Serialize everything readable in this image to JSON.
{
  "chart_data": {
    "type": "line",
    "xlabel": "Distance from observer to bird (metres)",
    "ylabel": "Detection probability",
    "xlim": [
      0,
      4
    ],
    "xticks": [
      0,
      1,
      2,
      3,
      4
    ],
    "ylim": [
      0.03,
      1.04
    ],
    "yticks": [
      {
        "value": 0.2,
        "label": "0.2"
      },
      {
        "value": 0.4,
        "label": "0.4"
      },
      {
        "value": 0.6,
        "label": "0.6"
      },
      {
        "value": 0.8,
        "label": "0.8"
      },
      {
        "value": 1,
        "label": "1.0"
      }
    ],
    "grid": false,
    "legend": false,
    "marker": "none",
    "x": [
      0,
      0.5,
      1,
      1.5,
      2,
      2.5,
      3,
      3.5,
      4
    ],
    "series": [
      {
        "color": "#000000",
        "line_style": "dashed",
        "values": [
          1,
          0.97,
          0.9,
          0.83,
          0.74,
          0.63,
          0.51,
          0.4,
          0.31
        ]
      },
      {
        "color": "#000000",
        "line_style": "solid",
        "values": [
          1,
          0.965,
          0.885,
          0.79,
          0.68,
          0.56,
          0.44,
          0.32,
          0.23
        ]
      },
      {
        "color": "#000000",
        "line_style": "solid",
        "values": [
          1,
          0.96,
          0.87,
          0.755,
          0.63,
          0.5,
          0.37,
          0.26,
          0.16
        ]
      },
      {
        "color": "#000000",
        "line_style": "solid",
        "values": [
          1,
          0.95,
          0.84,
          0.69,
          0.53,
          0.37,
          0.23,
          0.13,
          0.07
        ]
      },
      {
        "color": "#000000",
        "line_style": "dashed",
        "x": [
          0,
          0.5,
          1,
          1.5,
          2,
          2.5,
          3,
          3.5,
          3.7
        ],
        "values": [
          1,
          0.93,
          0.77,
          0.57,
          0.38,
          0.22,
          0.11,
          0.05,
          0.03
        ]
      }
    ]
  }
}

Directions for this task → Restate the data above exactly, keeping each word as it stands.

Answer to the exercise →
Serialize everything readable in this image to JSON.
{
  "chart_data": {
    "type": "line",
    "xlabel": "Distance from observer to bird (metres)",
    "ylabel": "Detection probability",
    "xlim": [
      0,
      4
    ],
    "xticks": [
      0,
      1,
      2,
      3,
      4
    ],
    "ylim": [
      0.03,
      1.04
    ],
    "yticks": [
      {
        "value": 0.2,
        "label": "0.2"
      },
      {
        "value": 0.4,
        "label": "0.4"
      },
      {
        "value": 0.6,
        "label": "0.6"
      },
      {
        "value": 0.8,
        "label": "0.8"
      },
      {
        "value": 1,
        "label": "1.0"
      }
    ],
    "grid": false,
    "legend": false,
    "marker": "none",
    "x": [
      0,
      0.5,
      1,
      1.5,
      2,
      2.5,
      3,
      3.5,
      4
    ],
    "series": [
      {
        "color": "#000000",
        "line_style": "dashed",
        "values": [
          1,
          0.97,
          0.9,
          0.83,
          0.74,
          0.63,
          0.51,
          0.4,
          0.31
        ]
      },
      {
        "color": "#000000",
        "line_style": "solid",
        "values": [
          1,
          0.965,
          0.885,
          0.79,
          0.68,
          0.56,
          0.44,
          0.32,
          0.23
        ]
      },
      {
        "color": "#000000",
        "line_style": "solid",
        "values": [
          1,
          0.96,
          0.87,
          0.755,
          0.63,
          0.5,
          0.37,
          0.26,
          0.16
        ]
      },
      {
        "color": "#000000",
        "line_style": "solid",
        "values": [
          1,
          0.95,
          0.84,
          0.69,
          0.53,
          0.37,
          0.23,
          0.13,
          0.07
        ]
      },
      {
        "color": "#000000",
        "line_style": "dashed",
        "x": [
          0,
          0.5,
          1,
          1.5,
          2,
          2.5,
          3,
          3.5,
          3.7
        ],
        "values": [
          1,
          0.93,
          0.77,
          0.57,
          0.38,
          0.22,
          0.11,
          0.05,
          0.03
        ]
      }
    ]
  }
}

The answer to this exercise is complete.